— Begin Material for the task —

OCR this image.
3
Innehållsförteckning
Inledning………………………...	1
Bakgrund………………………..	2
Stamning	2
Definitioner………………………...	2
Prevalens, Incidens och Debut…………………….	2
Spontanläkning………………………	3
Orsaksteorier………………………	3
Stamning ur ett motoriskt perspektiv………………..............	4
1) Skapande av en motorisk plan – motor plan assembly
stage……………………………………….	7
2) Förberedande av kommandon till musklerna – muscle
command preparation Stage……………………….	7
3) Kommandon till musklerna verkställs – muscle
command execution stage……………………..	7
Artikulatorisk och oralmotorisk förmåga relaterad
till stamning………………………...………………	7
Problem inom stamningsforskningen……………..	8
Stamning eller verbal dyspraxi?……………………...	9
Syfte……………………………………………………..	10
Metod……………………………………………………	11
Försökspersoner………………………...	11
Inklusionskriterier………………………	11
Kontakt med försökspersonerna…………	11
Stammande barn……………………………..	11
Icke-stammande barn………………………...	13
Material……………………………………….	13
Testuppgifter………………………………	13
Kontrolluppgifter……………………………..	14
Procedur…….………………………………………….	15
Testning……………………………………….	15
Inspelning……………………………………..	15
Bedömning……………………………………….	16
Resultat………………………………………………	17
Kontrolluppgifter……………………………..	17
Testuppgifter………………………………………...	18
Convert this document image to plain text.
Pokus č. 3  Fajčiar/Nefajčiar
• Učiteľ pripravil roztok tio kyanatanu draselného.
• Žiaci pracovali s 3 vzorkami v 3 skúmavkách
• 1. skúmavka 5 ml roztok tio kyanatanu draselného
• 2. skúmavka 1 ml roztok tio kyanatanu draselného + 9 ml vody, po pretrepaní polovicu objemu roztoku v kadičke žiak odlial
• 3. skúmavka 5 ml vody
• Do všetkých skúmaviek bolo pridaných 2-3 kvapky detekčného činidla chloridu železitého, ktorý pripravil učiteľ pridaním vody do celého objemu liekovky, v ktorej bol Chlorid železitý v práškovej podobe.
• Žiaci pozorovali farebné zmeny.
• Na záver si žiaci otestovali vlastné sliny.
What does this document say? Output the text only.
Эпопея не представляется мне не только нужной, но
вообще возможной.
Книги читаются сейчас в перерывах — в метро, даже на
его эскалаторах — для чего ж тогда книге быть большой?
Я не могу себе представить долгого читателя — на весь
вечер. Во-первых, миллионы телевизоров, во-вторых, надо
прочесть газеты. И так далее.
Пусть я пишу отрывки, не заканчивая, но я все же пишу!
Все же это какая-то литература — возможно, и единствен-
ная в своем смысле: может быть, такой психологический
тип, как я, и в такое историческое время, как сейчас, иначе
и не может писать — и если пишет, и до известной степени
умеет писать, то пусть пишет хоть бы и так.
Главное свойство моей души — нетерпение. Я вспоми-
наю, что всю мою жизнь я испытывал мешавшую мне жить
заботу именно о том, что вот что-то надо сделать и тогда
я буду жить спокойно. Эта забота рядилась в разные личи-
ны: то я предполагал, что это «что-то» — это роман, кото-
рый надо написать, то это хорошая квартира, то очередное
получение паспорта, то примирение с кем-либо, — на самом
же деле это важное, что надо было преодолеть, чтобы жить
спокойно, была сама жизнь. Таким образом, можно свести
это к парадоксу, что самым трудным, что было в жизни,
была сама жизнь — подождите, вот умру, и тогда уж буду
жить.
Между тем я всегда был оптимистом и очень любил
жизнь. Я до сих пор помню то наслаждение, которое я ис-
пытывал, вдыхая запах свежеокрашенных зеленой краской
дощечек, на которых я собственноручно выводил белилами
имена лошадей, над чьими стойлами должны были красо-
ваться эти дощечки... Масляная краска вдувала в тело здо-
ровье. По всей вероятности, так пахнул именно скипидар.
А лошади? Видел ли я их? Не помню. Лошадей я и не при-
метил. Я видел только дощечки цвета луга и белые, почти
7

— End Material for the task —

**Exercise prompt**: Look above for every line with the word "спокойно" and copy it.

**Reply**:
я буду жить спокойно. Эта забота рядилась в разные личи-
спокойно, была сама жизнь. Таким образом, можно свести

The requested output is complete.